▶ [Required work]: All of the material below is to be returned exactly.

** Start of Data provided **

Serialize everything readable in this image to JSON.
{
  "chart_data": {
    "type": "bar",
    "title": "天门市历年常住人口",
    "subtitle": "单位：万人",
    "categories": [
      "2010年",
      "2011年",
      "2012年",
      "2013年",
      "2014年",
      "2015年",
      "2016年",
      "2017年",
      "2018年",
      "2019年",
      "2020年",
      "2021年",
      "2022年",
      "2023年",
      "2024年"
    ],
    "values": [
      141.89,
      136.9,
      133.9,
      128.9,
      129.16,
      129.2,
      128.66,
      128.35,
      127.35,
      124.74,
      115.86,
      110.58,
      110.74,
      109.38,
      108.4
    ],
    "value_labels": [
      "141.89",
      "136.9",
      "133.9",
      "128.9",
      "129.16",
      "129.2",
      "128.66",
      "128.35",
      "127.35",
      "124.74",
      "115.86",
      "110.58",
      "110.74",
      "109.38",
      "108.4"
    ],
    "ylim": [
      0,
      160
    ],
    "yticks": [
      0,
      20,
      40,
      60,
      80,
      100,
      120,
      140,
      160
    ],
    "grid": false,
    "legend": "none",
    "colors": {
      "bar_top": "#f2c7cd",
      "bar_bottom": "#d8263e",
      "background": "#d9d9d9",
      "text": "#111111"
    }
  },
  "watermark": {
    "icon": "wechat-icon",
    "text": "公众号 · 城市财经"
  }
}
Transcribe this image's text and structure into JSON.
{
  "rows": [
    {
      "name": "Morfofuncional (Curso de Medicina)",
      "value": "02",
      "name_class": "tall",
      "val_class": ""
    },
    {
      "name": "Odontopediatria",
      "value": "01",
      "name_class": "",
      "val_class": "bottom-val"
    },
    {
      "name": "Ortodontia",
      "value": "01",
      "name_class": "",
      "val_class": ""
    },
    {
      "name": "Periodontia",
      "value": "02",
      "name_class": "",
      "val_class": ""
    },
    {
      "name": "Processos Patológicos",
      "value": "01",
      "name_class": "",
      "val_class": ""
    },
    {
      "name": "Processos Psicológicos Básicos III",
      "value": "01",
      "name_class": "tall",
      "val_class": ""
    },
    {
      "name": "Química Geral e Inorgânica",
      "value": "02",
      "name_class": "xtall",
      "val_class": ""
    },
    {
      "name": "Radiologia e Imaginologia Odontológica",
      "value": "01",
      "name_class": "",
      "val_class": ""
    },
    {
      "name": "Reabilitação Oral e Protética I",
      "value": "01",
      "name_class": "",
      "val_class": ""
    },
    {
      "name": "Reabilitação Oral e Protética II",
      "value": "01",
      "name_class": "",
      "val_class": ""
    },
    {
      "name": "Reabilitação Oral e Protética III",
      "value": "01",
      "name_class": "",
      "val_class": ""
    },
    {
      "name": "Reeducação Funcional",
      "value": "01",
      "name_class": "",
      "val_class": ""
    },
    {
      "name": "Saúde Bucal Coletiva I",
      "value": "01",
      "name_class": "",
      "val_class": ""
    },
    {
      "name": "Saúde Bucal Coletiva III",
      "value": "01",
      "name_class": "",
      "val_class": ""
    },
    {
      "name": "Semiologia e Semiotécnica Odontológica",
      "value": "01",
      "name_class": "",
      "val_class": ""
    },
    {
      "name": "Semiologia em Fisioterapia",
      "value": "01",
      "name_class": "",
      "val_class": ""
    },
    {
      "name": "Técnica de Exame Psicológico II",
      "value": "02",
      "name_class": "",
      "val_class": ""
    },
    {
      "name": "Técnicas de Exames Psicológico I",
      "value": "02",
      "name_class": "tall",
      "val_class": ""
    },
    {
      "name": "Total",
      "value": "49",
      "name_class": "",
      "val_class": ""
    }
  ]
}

** End of Data provided **

▶ [Written response]:
Serialize everything readable in this image to JSON.
{
  "chart_data": {
    "type": "bar",
    "title": "天门市历年常住人口",
    "subtitle": "单位：万人",
    "categories": [
      "2010年",
      "2011年",
      "2012年",
      "2013年",
      "2014年",
      "2015年",
      "2016年",
      "2017年",
      "2018年",
      "2019年",
      "2020年",
      "2021年",
      "2022年",
      "2023年",
      "2024年"
    ],
    "values": [
      141.89,
      136.9,
      133.9,
      128.9,
      129.16,
      129.2,
      128.66,
      128.35,
      127.35,
      124.74,
      115.86,
      110.58,
      110.74,
      109.38,
      108.4
    ],
    "value_labels": [
      "141.89",
      "136.9",
      "133.9",
      "128.9",
      "129.16",
      "129.2",
      "128.66",
      "128.35",
      "127.35",
      "124.74",
      "115.86",
      "110.58",
      "110.74",
      "109.38",
      "108.4"
    ],
    "ylim": [
      0,
      160
    ],
    "yticks": [
      0,
      20,
      40,
      60,
      80,
      100,
      120,
      140,
      160
    ],
    "grid": false,
    "legend": "none",
    "colors": {
      "bar_top": "#f2c7cd",
      "bar_bottom": "#d8263e",
      "background": "#d9d9d9",
      "text": "#111111"
    }
  },
  "watermark": {
    "icon": "wechat-icon",
    "text": "公众号 · 城市财经"
  }
}
Transcribe this image's text and structure into JSON.
{
  "rows": [
    {
      "name": "Morfofuncional (Curso de Medicina)",
      "value": "02",
      "name_class": "tall",
      "val_class": ""
    },
    {
      "name": "Odontopediatria",
      "value": "01",
      "name_class": "",
      "val_class": "bottom-val"
    },
    {
      "name": "Ortodontia",
      "value": "01",
      "name_class": "",
      "val_class": ""
    },
    {
      "name": "Periodontia",
      "value": "02",
      "name_class": "",
      "val_class": ""
    },
    {
      "name": "Processos Patológicos",
      "value": "01",
      "name_class": "",
      "val_class": ""
    },
    {
      "name": "Processos Psicológicos Básicos III",
      "value": "01",
      "name_class": "tall",
      "val_class": ""
    },
    {
      "name": "Química Geral e Inorgânica",
      "value": "02",
      "name_class": "xtall",
      "val_class": ""
    },
    {
      "name": "Radiologia e Imaginologia Odontológica",
      "value": "01",
      "name_class": "",
      "val_class": ""
    },
    {
      "name": "Reabilitação Oral e Protética I",
      "value": "01",
      "name_class": "",
      "val_class": ""
    },
    {
      "name": "Reabilitação Oral e Protética II",
      "value": "01",
      "name_class": "",
      "val_class": ""
    },
    {
      "name": "Reabilitação Oral e Protética III",
      "value": "01",
      "name_class": "",
      "val_class": ""
    },
    {
      "name": "Reeducação Funcional",
      "value": "01",
      "name_class": "",
      "val_class": ""
    },
    {
      "name": "Saúde Bucal Coletiva I",
      "value": "01",
      "name_class": "",
      "val_class": ""
    },
    {
      "name": "Saúde Bucal Coletiva III",
      "value": "01",
      "name_class": "",
      "val_class": ""
    },
    {
      "name": "Semiologia e Semiotécnica Odontológica",
      "value": "01",
      "name_class": "",
      "val_class": ""
    },
    {
      "name": "Semiologia em Fisioterapia",
      "value": "01",
      "name_class": "",
      "val_class": ""
    },
    {
      "name": "Técnica de Exame Psicológico II",
      "value": "02",
      "name_class": "",
      "val_class": ""
    },
    {
      "name": "Técnicas de Exames Psicológico I",
      "value": "02",
      "name_class": "tall",
      "val_class": ""
    },
    {
      "name": "Total",
      "value": "49",
      "name_class": "",
      "val_class": ""
    }
  ]
}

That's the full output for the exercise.